[start]

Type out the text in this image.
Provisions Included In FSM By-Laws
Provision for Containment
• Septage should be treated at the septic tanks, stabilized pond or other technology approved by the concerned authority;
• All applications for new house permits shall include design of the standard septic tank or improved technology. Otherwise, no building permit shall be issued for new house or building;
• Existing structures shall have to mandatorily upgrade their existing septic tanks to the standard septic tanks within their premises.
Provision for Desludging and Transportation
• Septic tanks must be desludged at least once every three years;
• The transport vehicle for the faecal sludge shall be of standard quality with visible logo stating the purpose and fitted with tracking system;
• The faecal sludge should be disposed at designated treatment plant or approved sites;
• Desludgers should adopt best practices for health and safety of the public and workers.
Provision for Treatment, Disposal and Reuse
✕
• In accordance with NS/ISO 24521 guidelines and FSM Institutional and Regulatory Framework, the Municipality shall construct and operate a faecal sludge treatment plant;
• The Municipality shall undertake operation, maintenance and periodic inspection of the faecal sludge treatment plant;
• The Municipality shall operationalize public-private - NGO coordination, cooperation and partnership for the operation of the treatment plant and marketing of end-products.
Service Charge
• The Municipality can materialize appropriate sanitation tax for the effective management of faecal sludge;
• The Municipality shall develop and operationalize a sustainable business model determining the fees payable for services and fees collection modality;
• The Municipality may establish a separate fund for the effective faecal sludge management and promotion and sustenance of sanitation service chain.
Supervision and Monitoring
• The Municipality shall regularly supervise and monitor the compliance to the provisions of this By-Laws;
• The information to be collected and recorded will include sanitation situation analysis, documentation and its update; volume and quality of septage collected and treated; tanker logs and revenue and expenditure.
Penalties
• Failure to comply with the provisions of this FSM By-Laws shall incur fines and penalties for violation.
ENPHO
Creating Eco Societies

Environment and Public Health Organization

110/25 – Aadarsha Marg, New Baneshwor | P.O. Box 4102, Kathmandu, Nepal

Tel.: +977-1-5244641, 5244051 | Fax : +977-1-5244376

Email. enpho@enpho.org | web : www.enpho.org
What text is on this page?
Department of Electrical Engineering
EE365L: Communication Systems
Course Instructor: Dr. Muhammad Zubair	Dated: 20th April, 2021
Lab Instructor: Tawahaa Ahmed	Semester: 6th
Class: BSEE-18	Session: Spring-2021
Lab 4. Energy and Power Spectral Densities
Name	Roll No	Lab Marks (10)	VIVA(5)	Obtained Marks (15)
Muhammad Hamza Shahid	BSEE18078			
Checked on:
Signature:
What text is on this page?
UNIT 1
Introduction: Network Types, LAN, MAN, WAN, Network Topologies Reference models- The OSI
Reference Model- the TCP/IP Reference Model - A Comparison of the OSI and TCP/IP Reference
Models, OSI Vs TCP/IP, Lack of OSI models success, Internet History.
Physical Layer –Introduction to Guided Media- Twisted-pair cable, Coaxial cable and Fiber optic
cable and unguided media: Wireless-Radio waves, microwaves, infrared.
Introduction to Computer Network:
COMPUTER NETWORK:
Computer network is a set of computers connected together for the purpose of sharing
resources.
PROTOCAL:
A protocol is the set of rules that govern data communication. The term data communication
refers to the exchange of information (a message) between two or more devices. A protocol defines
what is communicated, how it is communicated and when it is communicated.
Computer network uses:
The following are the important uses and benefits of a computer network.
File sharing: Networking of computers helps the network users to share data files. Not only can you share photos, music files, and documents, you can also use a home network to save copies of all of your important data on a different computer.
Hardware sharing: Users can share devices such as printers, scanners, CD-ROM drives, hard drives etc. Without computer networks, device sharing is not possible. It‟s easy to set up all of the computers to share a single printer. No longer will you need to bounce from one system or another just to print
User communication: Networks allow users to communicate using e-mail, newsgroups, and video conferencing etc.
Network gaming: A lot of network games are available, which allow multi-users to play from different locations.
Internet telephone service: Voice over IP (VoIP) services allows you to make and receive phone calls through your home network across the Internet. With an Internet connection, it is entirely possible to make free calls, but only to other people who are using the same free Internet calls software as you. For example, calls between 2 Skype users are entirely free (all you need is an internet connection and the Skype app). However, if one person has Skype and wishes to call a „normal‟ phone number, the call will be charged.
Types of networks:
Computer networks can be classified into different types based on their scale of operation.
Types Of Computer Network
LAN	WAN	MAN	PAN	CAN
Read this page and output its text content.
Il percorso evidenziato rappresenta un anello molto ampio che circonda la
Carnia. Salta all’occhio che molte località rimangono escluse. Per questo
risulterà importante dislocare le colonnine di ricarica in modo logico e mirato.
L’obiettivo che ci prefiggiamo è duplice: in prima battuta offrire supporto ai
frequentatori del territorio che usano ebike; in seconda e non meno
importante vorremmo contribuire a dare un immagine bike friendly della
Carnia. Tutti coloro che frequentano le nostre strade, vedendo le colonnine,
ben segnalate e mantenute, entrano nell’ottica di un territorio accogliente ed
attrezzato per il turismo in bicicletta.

[end]

▶ INSTRUCTION
Take every line that includes the string "territorio" and copy it.

▶ ANSWER TO THIS PROBLEM
frequentatori del territorio che usano ebike; in seconda e non meno
ben segnalate e mantenute, entrano nell’ottica di un territorio accogliente ed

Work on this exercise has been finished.